Can you write out all of the material below, word for word?

╭─ DATA FOR THIS TASK

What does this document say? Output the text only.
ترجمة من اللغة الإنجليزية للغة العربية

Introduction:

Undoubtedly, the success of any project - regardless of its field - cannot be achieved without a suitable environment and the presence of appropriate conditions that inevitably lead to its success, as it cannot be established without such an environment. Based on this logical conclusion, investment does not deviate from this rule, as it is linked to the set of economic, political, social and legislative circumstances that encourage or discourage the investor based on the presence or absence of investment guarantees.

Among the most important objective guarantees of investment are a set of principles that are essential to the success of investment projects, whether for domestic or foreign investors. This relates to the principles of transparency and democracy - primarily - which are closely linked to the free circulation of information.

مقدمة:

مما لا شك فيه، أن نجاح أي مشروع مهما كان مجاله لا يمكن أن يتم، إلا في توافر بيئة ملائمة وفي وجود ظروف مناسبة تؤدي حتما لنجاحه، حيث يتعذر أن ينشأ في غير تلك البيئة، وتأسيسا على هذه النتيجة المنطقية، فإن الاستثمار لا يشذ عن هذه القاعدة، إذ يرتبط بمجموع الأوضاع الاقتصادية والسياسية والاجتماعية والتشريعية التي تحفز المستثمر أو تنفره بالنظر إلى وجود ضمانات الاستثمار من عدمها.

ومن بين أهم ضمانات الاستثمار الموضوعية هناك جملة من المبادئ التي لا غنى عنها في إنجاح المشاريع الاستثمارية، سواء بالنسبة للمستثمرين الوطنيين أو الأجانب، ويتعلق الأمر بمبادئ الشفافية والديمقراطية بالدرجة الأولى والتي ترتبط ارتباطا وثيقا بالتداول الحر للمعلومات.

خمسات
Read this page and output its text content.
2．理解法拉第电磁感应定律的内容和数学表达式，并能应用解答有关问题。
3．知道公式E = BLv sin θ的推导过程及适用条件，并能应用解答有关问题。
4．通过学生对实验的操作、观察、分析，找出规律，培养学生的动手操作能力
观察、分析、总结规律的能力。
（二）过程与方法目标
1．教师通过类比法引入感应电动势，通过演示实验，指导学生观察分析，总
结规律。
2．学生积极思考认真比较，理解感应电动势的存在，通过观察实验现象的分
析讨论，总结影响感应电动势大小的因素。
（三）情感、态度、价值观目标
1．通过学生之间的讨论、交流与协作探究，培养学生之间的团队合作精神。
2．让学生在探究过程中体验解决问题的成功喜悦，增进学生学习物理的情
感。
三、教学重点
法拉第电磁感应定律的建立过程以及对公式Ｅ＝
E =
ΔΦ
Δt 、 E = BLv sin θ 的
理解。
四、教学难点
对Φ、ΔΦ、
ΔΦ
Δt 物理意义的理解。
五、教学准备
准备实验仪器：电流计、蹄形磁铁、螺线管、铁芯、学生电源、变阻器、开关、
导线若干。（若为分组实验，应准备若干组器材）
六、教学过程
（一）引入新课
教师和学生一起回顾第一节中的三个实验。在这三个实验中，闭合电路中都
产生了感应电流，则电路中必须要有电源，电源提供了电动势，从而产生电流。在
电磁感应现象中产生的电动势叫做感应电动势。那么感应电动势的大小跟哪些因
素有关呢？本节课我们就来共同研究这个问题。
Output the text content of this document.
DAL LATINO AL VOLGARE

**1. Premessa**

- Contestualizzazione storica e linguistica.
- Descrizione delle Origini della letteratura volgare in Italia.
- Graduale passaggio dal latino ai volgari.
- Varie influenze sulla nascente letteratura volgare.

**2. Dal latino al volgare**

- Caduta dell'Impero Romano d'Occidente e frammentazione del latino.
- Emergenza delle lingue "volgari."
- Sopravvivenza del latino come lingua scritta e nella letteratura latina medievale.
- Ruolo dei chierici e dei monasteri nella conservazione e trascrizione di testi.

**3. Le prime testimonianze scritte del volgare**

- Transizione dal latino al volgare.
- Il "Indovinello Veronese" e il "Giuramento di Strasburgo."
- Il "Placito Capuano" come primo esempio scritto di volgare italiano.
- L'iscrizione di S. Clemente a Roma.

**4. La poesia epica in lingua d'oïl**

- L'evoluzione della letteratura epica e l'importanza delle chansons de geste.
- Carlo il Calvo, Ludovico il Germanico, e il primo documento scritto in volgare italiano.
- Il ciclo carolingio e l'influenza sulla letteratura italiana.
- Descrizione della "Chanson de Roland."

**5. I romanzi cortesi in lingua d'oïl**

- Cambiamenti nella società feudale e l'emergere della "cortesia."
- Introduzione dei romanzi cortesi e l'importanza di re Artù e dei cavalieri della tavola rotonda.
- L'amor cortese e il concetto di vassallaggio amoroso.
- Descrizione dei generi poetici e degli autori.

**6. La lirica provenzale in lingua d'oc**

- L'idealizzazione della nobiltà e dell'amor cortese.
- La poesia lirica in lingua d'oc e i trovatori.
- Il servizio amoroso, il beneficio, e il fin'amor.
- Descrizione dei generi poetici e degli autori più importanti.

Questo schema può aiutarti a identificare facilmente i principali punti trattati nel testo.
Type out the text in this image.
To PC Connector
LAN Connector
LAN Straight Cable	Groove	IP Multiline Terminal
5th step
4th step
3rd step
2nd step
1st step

╰─

REPLY:
What does this document say? Output the text only.
ترجمة من اللغة الإنجليزية للغة العربية

Introduction:

Undoubtedly, the success of any project - regardless of its field - cannot be achieved without a suitable environment and the presence of appropriate conditions that inevitably lead to its success, as it cannot be established without such an environment. Based on this logical conclusion, investment does not deviate from this rule, as it is linked to the set of economic, political, social and legislative circumstances that encourage or discourage the investor based on the presence or absence of investment guarantees.

Among the most important objective guarantees of investment are a set of principles that are essential to the success of investment projects, whether for domestic or foreign investors. This relates to the principles of transparency and democracy - primarily - which are closely linked to the free circulation of information.

مقدمة:

مما لا شك فيه، أن نجاح أي مشروع مهما كان مجاله لا يمكن أن يتم، إلا في توافر بيئة ملائمة وفي وجود ظروف مناسبة تؤدي حتما لنجاحه، حيث يتعذر أن ينشأ في غير تلك البيئة، وتأسيسا على هذه النتيجة المنطقية، فإن الاستثمار لا يشذ عن هذه القاعدة، إذ يرتبط بمجموع الأوضاع الاقتصادية والسياسية والاجتماعية والتشريعية التي تحفز المستثمر أو تنفره بالنظر إلى وجود ضمانات الاستثمار من عدمها.

ومن بين أهم ضمانات الاستثمار الموضوعية هناك جملة من المبادئ التي لا غنى عنها في إنجاح المشاريع الاستثمارية، سواء بالنسبة للمستثمرين الوطنيين أو الأجانب، ويتعلق الأمر بمبادئ الشفافية والديمقراطية بالدرجة الأولى والتي ترتبط ارتباطا وثيقا بالتداول الحر للمعلومات.

خمسات
Read this page and output its text content.
2．理解法拉第电磁感应定律的内容和数学表达式，并能应用解答有关问题。
3．知道公式E = BLv sin θ的推导过程及适用条件，并能应用解答有关问题。
4．通过学生对实验的操作、观察、分析，找出规律，培养学生的动手操作能力
观察、分析、总结规律的能力。
（二）过程与方法目标
1．教师通过类比法引入感应电动势，通过演示实验，指导学生观察分析，总
结规律。
2．学生积极思考认真比较，理解感应电动势的存在，通过观察实验现象的分
析讨论，总结影响感应电动势大小的因素。
（三）情感、态度、价值观目标
1．通过学生之间的讨论、交流与协作探究，培养学生之间的团队合作精神。
2．让学生在探究过程中体验解决问题的成功喜悦，增进学生学习物理的情
感。
三、教学重点
法拉第电磁感应定律的建立过程以及对公式Ｅ＝
E =
ΔΦ
Δt 、 E = BLv sin θ 的
理解。
四、教学难点
对Φ、ΔΦ、
ΔΦ
Δt 物理意义的理解。
五、教学准备
准备实验仪器：电流计、蹄形磁铁、螺线管、铁芯、学生电源、变阻器、开关、
导线若干。（若为分组实验，应准备若干组器材）
六、教学过程
（一）引入新课
教师和学生一起回顾第一节中的三个实验。在这三个实验中，闭合电路中都
产生了感应电流，则电路中必须要有电源，电源提供了电动势，从而产生电流。在
电磁感应现象中产生的电动势叫做感应电动势。那么感应电动势的大小跟哪些因
素有关呢？本节课我们就来共同研究这个问题。
Output the text content of this document.
DAL LATINO AL VOLGARE

**1. Premessa**

- Contestualizzazione storica e linguistica.
- Descrizione delle Origini della letteratura volgare in Italia.
- Graduale passaggio dal latino ai volgari.
- Varie influenze sulla nascente letteratura volgare.

**2. Dal latino al volgare**

- Caduta dell'Impero Romano d'Occidente e frammentazione del latino.
- Emergenza delle lingue "volgari."
- Sopravvivenza del latino come lingua scritta e nella letteratura latina medievale.
- Ruolo dei chierici e dei monasteri nella conservazione e trascrizione di testi.

**3. Le prime testimonianze scritte del volgare**

- Transizione dal latino al volgare.
- Il "Indovinello Veronese" e il "Giuramento di Strasburgo."
- Il "Placito Capuano" come primo esempio scritto di volgare italiano.
- L'iscrizione di S. Clemente a Roma.

**4. La poesia epica in lingua d'oïl**

- L'evoluzione della letteratura epica e l'importanza delle chansons de geste.
- Carlo il Calvo, Ludovico il Germanico, e il primo documento scritto in volgare italiano.
- Il ciclo carolingio e l'influenza sulla letteratura italiana.
- Descrizione della "Chanson de Roland."

**5. I romanzi cortesi in lingua d'oïl**

- Cambiamenti nella società feudale e l'emergere della "cortesia."
- Introduzione dei romanzi cortesi e l'importanza di re Artù e dei cavalieri della tavola rotonda.
- L'amor cortese e il concetto di vassallaggio amoroso.
- Descrizione dei generi poetici e degli autori.

**6. La lirica provenzale in lingua d'oc**

- L'idealizzazione della nobiltà e dell'amor cortese.
- La poesia lirica in lingua d'oc e i trovatori.
- Il servizio amoroso, il beneficio, e il fin'amor.
- Descrizione dei generi poetici e degli autori più importanti.

Questo schema può aiutarti a identificare facilmente i principali punti trattati nel testo.
Type out the text in this image.
To PC Connector
LAN Connector
LAN Straight Cable	Groove	IP Multiline Terminal
5th step
4th step
3rd step
2nd step
1st step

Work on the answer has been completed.